- TASK MATERIAL
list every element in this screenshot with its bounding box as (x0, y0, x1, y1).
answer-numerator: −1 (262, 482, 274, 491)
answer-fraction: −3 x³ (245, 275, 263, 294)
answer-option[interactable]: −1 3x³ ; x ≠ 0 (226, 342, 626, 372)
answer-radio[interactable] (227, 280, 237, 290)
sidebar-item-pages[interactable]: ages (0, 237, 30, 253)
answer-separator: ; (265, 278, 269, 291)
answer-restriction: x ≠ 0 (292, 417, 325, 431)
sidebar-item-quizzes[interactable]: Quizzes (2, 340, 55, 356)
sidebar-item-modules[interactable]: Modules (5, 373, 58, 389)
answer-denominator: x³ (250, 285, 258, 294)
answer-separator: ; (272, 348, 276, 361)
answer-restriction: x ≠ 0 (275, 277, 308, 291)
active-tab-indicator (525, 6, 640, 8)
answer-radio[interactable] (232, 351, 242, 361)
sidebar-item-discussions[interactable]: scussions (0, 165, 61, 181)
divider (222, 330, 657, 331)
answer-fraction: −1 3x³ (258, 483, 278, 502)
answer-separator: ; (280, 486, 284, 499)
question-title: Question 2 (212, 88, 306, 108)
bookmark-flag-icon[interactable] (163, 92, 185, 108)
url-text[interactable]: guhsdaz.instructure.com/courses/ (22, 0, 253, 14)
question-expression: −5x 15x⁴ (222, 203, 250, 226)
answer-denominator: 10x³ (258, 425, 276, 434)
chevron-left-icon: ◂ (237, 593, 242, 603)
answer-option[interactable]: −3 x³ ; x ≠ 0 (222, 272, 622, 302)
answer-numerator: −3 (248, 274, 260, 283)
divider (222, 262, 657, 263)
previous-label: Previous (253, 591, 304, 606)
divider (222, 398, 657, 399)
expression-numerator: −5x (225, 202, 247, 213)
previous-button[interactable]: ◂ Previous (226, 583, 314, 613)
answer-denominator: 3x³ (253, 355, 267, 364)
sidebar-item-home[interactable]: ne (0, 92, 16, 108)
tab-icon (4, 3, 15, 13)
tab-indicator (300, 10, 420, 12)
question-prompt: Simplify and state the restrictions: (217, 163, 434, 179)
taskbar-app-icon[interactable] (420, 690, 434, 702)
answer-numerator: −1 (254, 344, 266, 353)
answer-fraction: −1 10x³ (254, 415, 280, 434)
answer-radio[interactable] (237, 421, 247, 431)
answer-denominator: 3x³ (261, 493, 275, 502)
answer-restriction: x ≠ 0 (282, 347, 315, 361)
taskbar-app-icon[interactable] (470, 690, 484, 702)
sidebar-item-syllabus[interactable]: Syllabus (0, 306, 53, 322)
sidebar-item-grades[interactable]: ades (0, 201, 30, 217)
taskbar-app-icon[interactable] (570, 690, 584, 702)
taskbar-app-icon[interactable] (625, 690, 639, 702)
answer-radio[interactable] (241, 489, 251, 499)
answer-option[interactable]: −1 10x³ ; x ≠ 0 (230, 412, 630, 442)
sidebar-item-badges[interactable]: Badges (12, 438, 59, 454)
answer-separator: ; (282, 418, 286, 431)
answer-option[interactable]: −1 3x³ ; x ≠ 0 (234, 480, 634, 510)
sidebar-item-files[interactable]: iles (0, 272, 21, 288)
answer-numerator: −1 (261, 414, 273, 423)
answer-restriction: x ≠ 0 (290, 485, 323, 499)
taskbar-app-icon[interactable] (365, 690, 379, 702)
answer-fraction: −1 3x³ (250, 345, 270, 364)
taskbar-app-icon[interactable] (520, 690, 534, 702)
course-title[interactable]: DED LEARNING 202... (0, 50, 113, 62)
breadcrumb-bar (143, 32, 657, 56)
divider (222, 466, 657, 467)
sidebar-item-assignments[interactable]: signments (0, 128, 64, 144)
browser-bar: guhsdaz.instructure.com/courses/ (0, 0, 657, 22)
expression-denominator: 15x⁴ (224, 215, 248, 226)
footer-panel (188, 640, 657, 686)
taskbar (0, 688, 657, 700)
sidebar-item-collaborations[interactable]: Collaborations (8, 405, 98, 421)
--
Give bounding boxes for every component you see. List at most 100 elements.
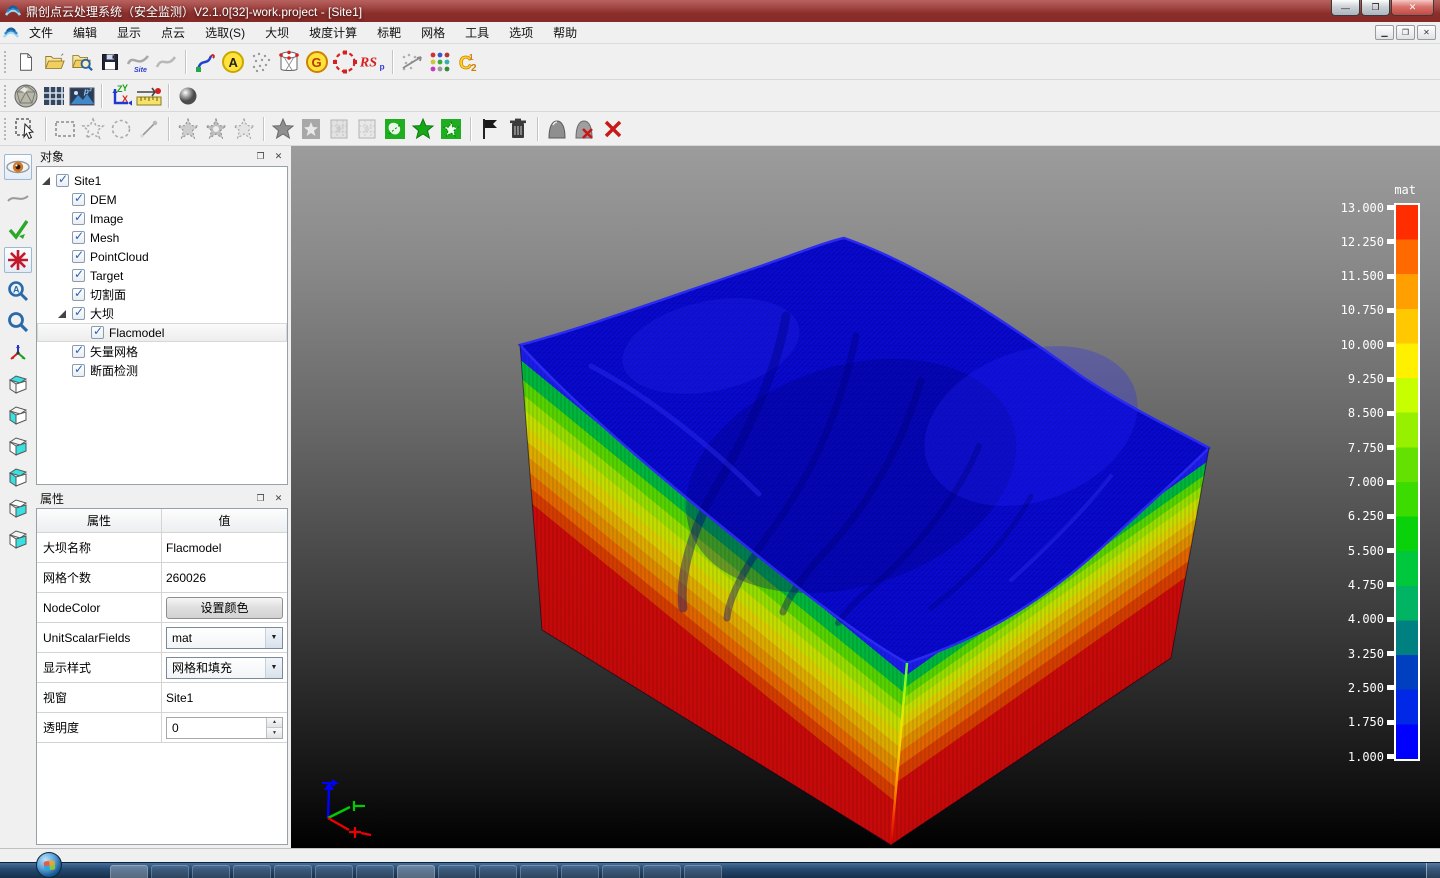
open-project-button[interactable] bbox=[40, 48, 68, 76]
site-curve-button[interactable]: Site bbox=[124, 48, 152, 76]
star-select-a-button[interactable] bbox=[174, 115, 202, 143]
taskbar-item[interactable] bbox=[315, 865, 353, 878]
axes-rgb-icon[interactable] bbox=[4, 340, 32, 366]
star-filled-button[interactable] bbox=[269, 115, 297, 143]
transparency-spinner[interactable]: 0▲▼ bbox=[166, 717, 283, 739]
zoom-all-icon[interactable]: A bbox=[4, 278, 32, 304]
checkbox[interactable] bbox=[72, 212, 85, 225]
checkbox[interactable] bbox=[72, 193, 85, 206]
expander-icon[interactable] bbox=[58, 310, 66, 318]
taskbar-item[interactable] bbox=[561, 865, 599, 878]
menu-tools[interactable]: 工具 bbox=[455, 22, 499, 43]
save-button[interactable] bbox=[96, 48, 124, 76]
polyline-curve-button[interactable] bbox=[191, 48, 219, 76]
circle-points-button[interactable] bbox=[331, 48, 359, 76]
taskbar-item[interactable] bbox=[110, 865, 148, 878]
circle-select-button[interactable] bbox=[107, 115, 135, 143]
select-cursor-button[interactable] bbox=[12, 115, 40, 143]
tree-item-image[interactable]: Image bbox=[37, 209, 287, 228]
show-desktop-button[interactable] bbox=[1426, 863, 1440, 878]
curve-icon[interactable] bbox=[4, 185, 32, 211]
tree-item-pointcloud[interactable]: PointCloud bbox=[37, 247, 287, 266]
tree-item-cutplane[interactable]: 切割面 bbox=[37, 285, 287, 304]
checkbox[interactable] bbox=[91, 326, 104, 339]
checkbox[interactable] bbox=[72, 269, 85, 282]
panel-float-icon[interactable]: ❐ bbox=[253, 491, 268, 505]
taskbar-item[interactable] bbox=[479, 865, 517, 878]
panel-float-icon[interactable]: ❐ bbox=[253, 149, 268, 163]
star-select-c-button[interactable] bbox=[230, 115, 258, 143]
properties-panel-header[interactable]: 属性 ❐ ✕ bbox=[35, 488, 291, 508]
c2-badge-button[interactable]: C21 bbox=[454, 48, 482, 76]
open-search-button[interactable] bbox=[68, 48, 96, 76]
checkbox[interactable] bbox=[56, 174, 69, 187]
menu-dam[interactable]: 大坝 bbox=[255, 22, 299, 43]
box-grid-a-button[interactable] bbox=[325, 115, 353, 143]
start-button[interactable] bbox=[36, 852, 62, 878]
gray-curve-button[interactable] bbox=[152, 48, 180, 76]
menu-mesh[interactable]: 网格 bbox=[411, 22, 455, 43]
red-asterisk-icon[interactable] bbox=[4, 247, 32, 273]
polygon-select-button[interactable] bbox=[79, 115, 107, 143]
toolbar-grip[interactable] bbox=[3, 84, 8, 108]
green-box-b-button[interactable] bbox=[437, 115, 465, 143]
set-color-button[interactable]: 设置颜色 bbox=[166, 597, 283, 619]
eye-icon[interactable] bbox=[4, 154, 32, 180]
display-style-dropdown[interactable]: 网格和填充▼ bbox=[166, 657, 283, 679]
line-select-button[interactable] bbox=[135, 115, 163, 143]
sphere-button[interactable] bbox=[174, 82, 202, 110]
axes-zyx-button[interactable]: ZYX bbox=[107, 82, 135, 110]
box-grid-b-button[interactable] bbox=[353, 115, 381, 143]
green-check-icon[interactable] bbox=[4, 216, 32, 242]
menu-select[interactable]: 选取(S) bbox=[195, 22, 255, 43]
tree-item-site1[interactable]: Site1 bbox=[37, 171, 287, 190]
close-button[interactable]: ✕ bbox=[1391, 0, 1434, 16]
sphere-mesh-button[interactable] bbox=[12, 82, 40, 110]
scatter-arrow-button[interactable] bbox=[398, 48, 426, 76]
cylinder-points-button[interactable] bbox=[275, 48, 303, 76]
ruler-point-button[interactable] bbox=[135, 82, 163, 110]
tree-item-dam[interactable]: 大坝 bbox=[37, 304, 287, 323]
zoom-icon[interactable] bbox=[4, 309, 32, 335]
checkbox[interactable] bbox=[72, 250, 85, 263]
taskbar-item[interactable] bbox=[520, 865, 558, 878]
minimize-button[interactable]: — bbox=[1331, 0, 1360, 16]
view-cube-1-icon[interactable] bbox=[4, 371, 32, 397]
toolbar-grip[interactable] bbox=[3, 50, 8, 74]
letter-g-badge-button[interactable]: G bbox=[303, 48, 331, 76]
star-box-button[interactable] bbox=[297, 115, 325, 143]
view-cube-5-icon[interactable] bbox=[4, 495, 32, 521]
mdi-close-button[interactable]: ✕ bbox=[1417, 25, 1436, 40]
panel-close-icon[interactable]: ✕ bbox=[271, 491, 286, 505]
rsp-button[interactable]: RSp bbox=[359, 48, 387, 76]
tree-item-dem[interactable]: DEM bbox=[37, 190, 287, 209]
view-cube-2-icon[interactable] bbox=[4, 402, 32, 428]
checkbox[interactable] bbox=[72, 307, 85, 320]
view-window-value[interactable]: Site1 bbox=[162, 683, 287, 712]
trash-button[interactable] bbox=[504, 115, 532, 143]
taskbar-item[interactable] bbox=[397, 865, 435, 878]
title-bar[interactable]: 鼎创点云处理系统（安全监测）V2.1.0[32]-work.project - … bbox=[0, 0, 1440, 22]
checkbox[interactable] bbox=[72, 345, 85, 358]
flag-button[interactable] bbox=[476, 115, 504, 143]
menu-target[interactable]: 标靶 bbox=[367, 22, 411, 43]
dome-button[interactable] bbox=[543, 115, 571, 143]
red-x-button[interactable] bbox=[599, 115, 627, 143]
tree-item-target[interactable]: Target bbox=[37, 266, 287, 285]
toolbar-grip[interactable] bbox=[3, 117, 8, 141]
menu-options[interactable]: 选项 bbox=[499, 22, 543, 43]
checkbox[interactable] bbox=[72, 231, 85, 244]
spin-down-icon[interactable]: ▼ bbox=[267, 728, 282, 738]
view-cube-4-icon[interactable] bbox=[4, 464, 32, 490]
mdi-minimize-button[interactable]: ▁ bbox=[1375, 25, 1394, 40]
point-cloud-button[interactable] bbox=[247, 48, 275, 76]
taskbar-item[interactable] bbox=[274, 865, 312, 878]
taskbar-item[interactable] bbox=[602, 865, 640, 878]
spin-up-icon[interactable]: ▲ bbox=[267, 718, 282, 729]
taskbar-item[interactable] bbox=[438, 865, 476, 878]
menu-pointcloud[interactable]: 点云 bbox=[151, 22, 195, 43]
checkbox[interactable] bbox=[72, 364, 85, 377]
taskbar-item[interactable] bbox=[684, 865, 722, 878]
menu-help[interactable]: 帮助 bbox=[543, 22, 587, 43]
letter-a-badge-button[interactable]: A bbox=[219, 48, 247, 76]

- PROBLEM TO WORK ON
Copy out, character for character, the items from the line containing "list every element" through the line containing "question-expression: −5x 15x⁴", with both of those lines included.

- COMPLETED EXERCISE
list every element in this screenshot with its bounding box as (x0, y0, x1, y1).
answer-numerator: −1 (262, 482, 274, 491)
answer-fraction: −3 x³ (245, 275, 263, 294)
answer-option[interactable]: −1 3x³ ; x ≠ 0 (226, 342, 626, 372)
answer-radio[interactable] (227, 280, 237, 290)
sidebar-item-pages[interactable]: ages (0, 237, 30, 253)
answer-separator: ; (265, 278, 269, 291)
answer-restriction: x ≠ 0 (292, 417, 325, 431)
sidebar-item-quizzes[interactable]: Quizzes (2, 340, 55, 356)
sidebar-item-modules[interactable]: Modules (5, 373, 58, 389)
answer-denominator: x³ (250, 285, 258, 294)
answer-separator: ; (272, 348, 276, 361)
answer-restriction: x ≠ 0 (275, 277, 308, 291)
active-tab-indicator (525, 6, 640, 8)
answer-radio[interactable] (232, 351, 242, 361)
sidebar-item-discussions[interactable]: scussions (0, 165, 61, 181)
divider (222, 330, 657, 331)
answer-fraction: −1 3x³ (258, 483, 278, 502)
answer-separator: ; (280, 486, 284, 499)
question-title: Question 2 (212, 88, 306, 108)
bookmark-flag-icon[interactable] (163, 92, 185, 108)
url-text[interactable]: guhsdaz.instructure.com/courses/ (22, 0, 253, 14)
question-expression: −5x 15x⁴ (222, 203, 250, 226)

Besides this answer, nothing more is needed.